→ **Objective**: The records underneath are to be repeated exactly, with the pictures left out.
******************************
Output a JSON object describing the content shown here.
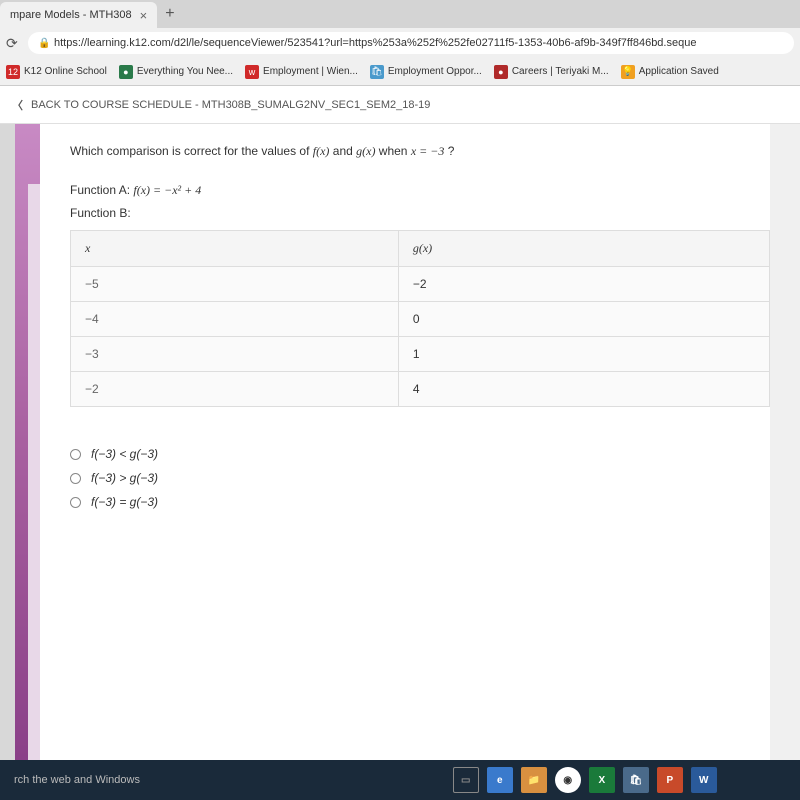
{
  "tab": {
    "title": "mpare Models - MTH308"
  },
  "url": "https://learning.k12.com/d2l/le/sequenceViewer/523541?url=https%253a%252f%252fe02711f5-1353-40b6-af9b-349f7ff846bd.seque",
  "bookmarks": [
    {
      "label": "K12 Online School",
      "prefix": "12"
    },
    {
      "label": "Everything You Nee..."
    },
    {
      "label": "Employment | Wien..."
    },
    {
      "label": "Employment Oppor..."
    },
    {
      "label": "Careers | Teriyaki M..."
    },
    {
      "label": "Application Saved"
    }
  ],
  "backLink": "BACK TO COURSE SCHEDULE - MTH308B_SUMALG2NV_SEC1_SEM2_18-19",
  "question": {
    "prefix": "Which comparison is correct for the values of ",
    "fx": "f(x)",
    "and": " and ",
    "gx": "g(x)",
    "when": " when ",
    "xval": "x = −3",
    "suffix": " ?"
  },
  "functionA": {
    "label": "Function A: ",
    "expr": "f(x) = −x² + 4"
  },
  "functionB": {
    "label": "Function B:"
  },
  "table": {
    "headers": {
      "x": "x",
      "g": "g(x)"
    },
    "rows": [
      {
        "x": "−5",
        "g": "−2"
      },
      {
        "x": "−4",
        "g": "0"
      },
      {
        "x": "−3",
        "g": "1"
      },
      {
        "x": "−2",
        "g": "4"
      }
    ]
  },
  "options": [
    "f(−3) < g(−3)",
    "f(−3) > g(−3)",
    "f(−3) = g(−3)"
  ],
  "taskbar": {
    "search": "rch the web and Windows"
  }
}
******************************
→ **Answer to this exercise**:
Output a JSON object describing the content shown here.
{
  "tab": {
    "title": "mpare Models - MTH308"
  },
  "url": "https://learning.k12.com/d2l/le/sequenceViewer/523541?url=https%253a%252f%252fe02711f5-1353-40b6-af9b-349f7ff846bd.seque",
  "bookmarks": [
    {
      "label": "K12 Online School",
      "prefix": "12"
    },
    {
      "label": "Everything You Nee..."
    },
    {
      "label": "Employment | Wien..."
    },
    {
      "label": "Employment Oppor..."
    },
    {
      "label": "Careers | Teriyaki M..."
    },
    {
      "label": "Application Saved"
    }
  ],
  "backLink": "BACK TO COURSE SCHEDULE - MTH308B_SUMALG2NV_SEC1_SEM2_18-19",
  "question": {
    "prefix": "Which comparison is correct for the values of ",
    "fx": "f(x)",
    "and": " and ",
    "gx": "g(x)",
    "when": " when ",
    "xval": "x = −3",
    "suffix": " ?"
  },
  "functionA": {
    "label": "Function A: ",
    "expr": "f(x) = −x² + 4"
  },
  "functionB": {
    "label": "Function B:"
  },
  "table": {
    "headers": {
      "x": "x",
      "g": "g(x)"
    },
    "rows": [
      {
        "x": "−5",
        "g": "−2"
      },
      {
        "x": "−4",
        "g": "0"
      },
      {
        "x": "−3",
        "g": "1"
      },
      {
        "x": "−2",
        "g": "4"
      }
    ]
  },
  "options": [
    "f(−3) < g(−3)",
    "f(−3) > g(−3)",
    "f(−3) = g(−3)"
  ],
  "taskbar": {
    "search": "rch the web and Windows"
  }
}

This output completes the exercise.